=== DIRECTIVE ===
Out of the lines below, please list those that hold the string "type".

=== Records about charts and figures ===

------------------------------

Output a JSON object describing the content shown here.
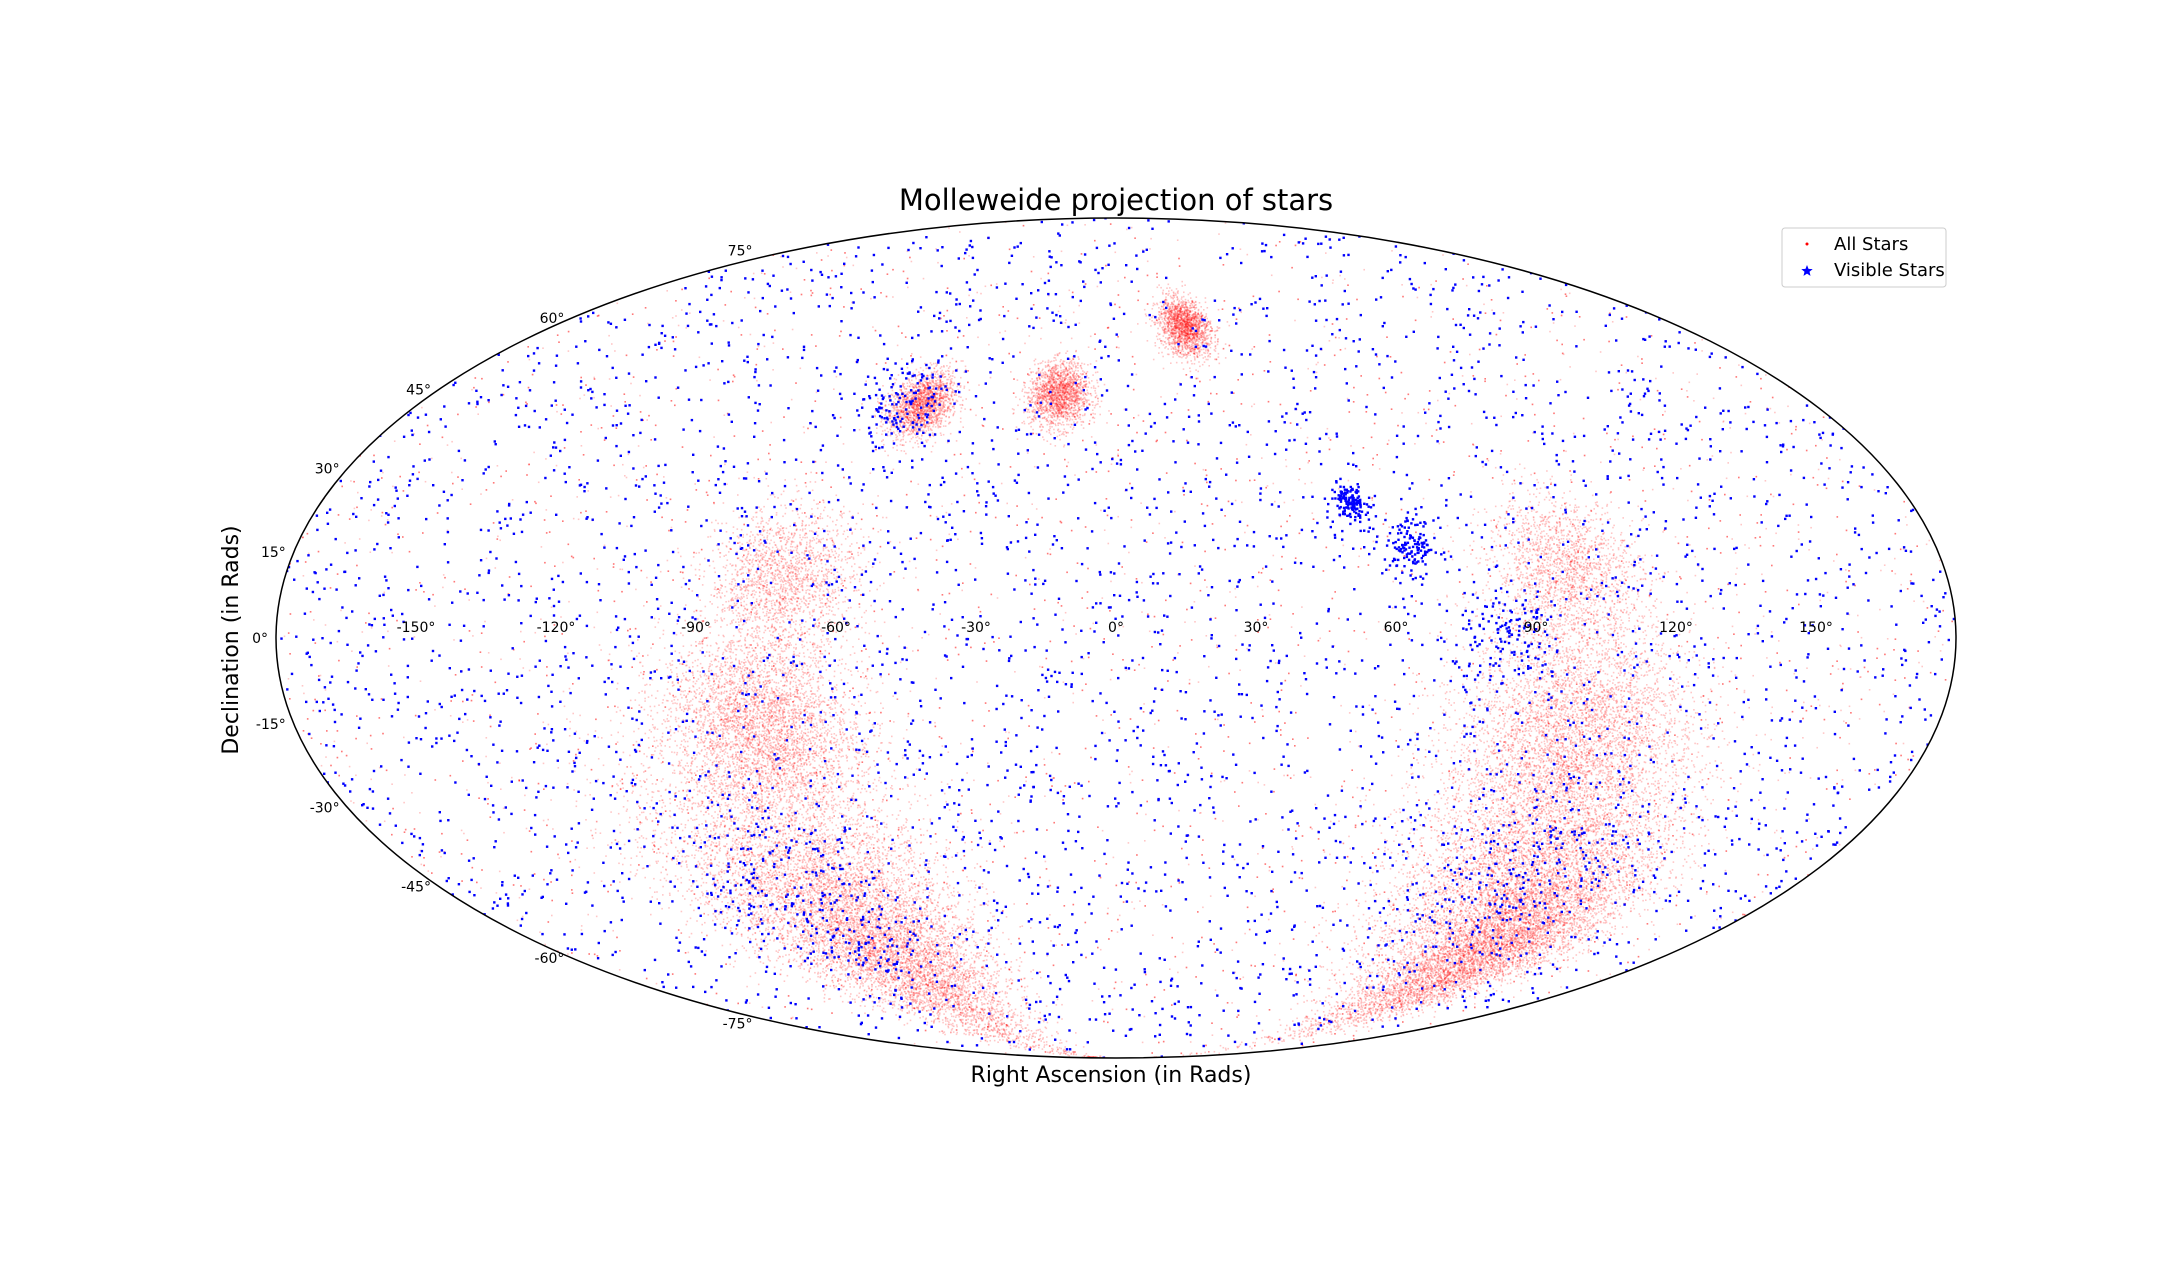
{
  "chart_data": {
    "type": "scatter",
    "projection": "mollweide",
    "title": "Molleweide projection of stars",
    "xlabel": "Right Ascension (in Rads)",
    "ylabel": "Declination (in Rads)",
    "xlim": [
      -180,
      180
    ],
    "ylim": [
      -90,
      90
    ],
    "grid": false,
    "legend_position": "top-right",
    "x_tick_labels": [
      "-150°",
      "-120°",
      "-90°",
      "-60°",
      "-30°",
      "0°",
      "30°",
      "60°",
      "90°",
      "120°",
      "150°"
    ],
    "x_tick_values": [
      -150,
      -120,
      -90,
      -60,
      -30,
      0,
      30,
      60,
      90,
      120,
      150
    ],
    "y_tick_labels": [
      "-75°",
      "-60°",
      "-45°",
      "-30°",
      "-15°",
      "0°",
      "15°",
      "30°",
      "45°",
      "60°",
      "75°"
    ],
    "y_tick_values": [
      -75,
      -60,
      -45,
      -30,
      -15,
      0,
      15,
      30,
      45,
      60,
      75
    ],
    "series": [
      {
        "name": "All Stars",
        "color": "#ff0000",
        "marker": "dot",
        "density_clusters": [
          {
            "ra": -82,
            "dec": -45,
            "spread": 18,
            "weight": 3
          },
          {
            "ra": -70,
            "dec": -60,
            "spread": 14,
            "weight": 2
          },
          {
            "ra": -78,
            "dec": -15,
            "spread": 10,
            "weight": 2
          },
          {
            "ra": -72,
            "dec": 10,
            "spread": 8,
            "weight": 1
          },
          {
            "ra": 105,
            "dec": -40,
            "spread": 16,
            "weight": 3
          },
          {
            "ra": 120,
            "dec": -58,
            "spread": 12,
            "weight": 3
          },
          {
            "ra": 100,
            "dec": -15,
            "spread": 12,
            "weight": 2
          },
          {
            "ra": 98,
            "dec": 12,
            "spread": 8,
            "weight": 1
          },
          {
            "ra": -50,
            "dec": 42,
            "spread": 4,
            "weight": 1
          },
          {
            "ra": -15,
            "dec": 44,
            "spread": 4,
            "weight": 1
          },
          {
            "ra": 22,
            "dec": 58,
            "spread": 4,
            "weight": 1
          }
        ]
      },
      {
        "name": "Visible Stars",
        "color": "#0000ff",
        "marker": "star",
        "density_clusters": [
          {
            "ra": -85,
            "dec": -48,
            "spread": 14,
            "weight": 2
          },
          {
            "ra": 105,
            "dec": -42,
            "spread": 14,
            "weight": 2
          },
          {
            "ra": 85,
            "dec": 0,
            "spread": 6,
            "weight": 1
          },
          {
            "ra": 53,
            "dec": 24,
            "spread": 2,
            "weight": 1
          },
          {
            "ra": 65,
            "dec": 16,
            "spread": 3,
            "weight": 1
          },
          {
            "ra": -55,
            "dec": 42,
            "spread": 6,
            "weight": 1
          }
        ]
      }
    ]
  }
}
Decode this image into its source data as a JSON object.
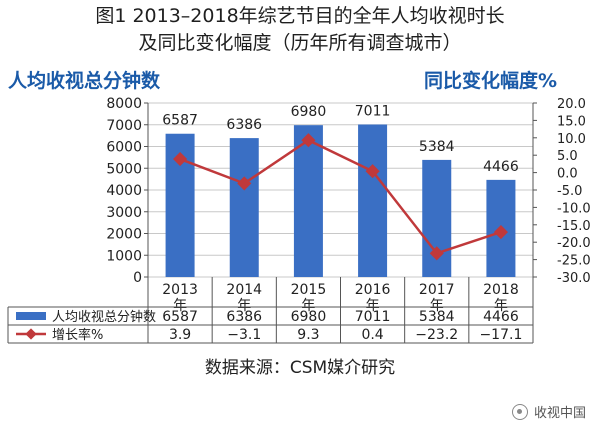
{
  "chart_data": {
    "type": "bar",
    "title": "图1  2013–2018年综艺节目的全年人均收视时长",
    "subtitle": "及同比变化幅度（历年所有调查城市）",
    "ylabel": "人均收视总分钟数",
    "ylabel_right": "同比变化幅度%",
    "categories": [
      "2013\n年",
      "2014\n年",
      "2015\n年",
      "2016\n年",
      "2017\n年",
      "2018\n年"
    ],
    "ylim": [
      0,
      8000
    ],
    "yticks": [
      "0",
      "1000",
      "2000",
      "3000",
      "4000",
      "5000",
      "6000",
      "7000",
      "8000"
    ],
    "ylim_right": [
      -30,
      20
    ],
    "yticks_right": [
      "-30.0",
      "-25.0",
      "-20.0",
      "-15.0",
      "-10.0",
      "-5.0",
      "0.0",
      "5.0",
      "10.0",
      "15.0",
      "20.0"
    ],
    "grid": true,
    "series": [
      {
        "name": "人均收视总分钟数",
        "type": "bar",
        "axis": "left",
        "color": "#3a6fc4",
        "values": [
          6587,
          6386,
          6980,
          7011,
          5384,
          4466
        ],
        "labels": [
          "6587",
          "6386",
          "6980",
          "7011",
          "5384",
          "4466"
        ]
      },
      {
        "name": "增长率%",
        "type": "line",
        "axis": "right",
        "color": "#c0393b",
        "values": [
          3.9,
          -3.1,
          9.3,
          0.4,
          -23.2,
          -17.1
        ],
        "labels": [
          "3.9",
          "−3.1",
          "9.3",
          "0.4",
          "−23.2",
          "−17.1"
        ]
      }
    ],
    "legend_placement": "table-below"
  },
  "source_text": "数据来源：CSM媒介研究",
  "watermark_text": "收视中国"
}
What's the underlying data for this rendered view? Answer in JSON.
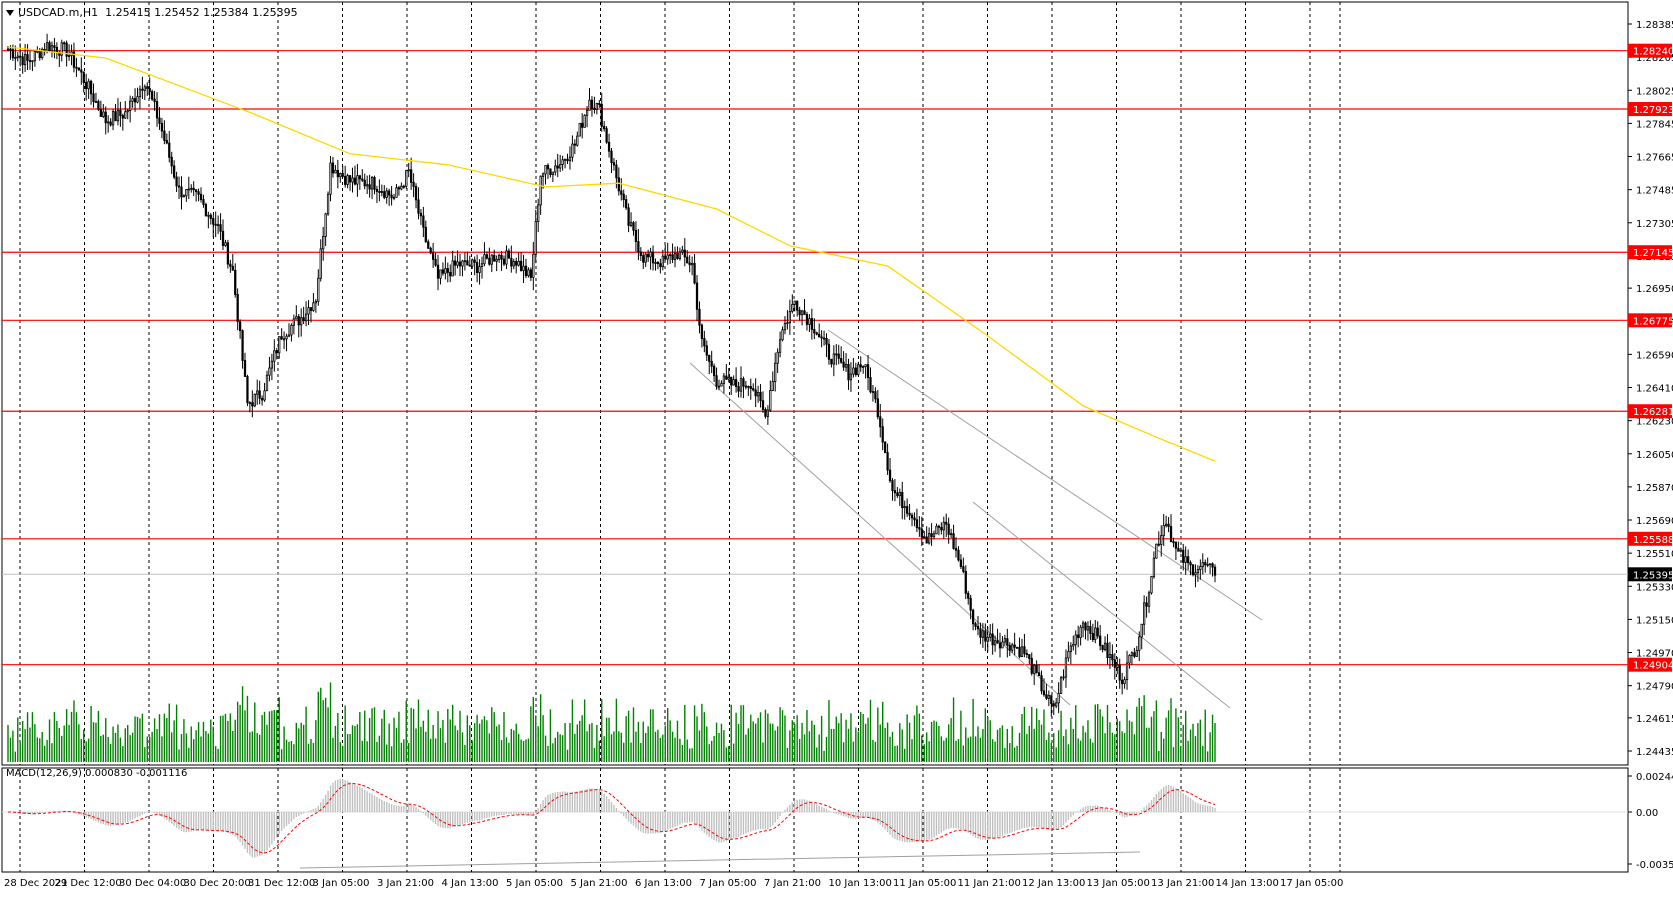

------------------------------

=== SOLUTION FOR THIS PROBLEM ===
    "type": "scatter",
    "type": "bar",
        "type": "bar",
        "type": "line",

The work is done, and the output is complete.